Extracted records:
──────
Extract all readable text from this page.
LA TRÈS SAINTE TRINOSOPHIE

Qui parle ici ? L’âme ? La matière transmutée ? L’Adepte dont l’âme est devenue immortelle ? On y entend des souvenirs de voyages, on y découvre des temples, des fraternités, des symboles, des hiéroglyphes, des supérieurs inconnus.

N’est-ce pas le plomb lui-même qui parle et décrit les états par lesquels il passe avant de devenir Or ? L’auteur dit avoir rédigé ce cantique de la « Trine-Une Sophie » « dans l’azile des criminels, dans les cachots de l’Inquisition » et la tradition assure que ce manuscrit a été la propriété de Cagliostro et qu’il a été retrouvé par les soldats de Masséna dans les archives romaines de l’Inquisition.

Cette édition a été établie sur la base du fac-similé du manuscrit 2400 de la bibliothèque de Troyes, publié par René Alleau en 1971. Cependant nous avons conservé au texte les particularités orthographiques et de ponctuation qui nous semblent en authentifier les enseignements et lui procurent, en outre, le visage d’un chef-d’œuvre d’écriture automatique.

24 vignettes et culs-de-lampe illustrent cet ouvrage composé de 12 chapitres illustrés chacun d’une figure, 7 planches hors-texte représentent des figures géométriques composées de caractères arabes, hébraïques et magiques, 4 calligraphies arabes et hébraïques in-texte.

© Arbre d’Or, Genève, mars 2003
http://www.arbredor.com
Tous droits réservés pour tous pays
──────
◆ BRIEF ◆
In the listing, find every line with the word "manuscrit" and state how many there are, nothing more.

◆ SOLVED PROBLEM ◆
2